_Prompt_
Search the records for "Fungal" and copy each line that holds it.

_Data to process_
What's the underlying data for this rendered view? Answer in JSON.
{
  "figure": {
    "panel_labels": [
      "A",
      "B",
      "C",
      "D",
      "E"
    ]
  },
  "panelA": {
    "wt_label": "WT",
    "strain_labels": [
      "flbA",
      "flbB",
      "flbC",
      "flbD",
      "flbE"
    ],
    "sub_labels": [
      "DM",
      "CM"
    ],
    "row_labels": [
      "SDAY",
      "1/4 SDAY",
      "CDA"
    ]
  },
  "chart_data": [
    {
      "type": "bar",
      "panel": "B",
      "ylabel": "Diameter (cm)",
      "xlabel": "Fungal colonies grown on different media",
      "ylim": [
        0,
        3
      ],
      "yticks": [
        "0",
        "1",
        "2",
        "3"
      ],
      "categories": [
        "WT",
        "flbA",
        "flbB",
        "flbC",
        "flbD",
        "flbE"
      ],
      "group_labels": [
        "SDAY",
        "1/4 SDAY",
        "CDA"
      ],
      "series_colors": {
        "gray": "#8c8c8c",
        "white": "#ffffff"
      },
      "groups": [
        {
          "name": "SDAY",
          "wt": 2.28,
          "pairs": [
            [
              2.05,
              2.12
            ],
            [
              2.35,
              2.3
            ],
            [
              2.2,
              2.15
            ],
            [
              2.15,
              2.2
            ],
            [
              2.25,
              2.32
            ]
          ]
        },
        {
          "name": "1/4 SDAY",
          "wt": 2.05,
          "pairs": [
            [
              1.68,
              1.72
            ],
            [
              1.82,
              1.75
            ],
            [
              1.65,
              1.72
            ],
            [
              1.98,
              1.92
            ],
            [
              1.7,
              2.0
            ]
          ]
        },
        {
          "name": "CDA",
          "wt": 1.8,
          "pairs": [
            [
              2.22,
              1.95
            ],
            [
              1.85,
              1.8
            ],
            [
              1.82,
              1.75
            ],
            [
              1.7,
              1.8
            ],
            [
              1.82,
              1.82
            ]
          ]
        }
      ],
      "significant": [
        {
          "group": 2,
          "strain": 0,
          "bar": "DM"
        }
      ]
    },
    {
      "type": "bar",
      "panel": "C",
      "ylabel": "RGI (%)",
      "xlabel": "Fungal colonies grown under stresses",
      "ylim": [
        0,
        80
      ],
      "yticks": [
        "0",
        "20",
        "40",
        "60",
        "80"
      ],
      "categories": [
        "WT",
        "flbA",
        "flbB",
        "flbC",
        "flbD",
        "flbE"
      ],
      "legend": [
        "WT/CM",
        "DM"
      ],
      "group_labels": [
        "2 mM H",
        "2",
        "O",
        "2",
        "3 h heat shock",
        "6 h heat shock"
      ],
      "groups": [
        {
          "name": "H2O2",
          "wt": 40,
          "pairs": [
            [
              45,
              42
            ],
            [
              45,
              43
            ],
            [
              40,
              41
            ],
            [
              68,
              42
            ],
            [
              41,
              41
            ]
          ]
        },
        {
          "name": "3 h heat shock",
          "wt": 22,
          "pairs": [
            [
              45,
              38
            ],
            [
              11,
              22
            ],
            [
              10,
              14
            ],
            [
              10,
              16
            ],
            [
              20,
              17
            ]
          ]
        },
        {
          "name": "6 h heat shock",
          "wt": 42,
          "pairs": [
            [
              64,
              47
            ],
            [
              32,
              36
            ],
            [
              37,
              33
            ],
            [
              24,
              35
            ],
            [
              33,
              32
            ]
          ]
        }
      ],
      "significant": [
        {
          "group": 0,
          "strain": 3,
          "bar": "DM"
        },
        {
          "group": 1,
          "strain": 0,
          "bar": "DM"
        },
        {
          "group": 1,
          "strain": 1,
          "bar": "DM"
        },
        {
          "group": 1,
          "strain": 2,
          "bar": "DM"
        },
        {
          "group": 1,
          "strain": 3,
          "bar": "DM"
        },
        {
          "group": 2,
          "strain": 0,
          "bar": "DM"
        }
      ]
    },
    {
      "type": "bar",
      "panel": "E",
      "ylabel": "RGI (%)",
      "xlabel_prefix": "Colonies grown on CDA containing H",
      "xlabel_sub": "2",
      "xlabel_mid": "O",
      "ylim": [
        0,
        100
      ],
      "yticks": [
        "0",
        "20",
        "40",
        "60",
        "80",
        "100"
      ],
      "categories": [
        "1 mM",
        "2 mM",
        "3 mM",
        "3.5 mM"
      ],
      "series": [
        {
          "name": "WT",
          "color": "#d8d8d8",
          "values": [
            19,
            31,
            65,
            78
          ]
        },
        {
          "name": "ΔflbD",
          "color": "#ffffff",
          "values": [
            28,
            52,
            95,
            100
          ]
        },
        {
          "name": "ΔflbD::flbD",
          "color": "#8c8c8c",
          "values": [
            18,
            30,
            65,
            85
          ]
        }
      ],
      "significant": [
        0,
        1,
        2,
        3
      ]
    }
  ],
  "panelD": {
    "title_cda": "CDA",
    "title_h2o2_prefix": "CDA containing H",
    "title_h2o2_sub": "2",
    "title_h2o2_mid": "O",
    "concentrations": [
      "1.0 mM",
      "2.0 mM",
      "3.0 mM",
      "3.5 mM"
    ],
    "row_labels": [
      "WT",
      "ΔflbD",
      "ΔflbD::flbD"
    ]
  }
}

_Correct response_
      "xlabel": "Fungal colonies grown on different media",
      "xlabel": "Fungal colonies grown under stresses",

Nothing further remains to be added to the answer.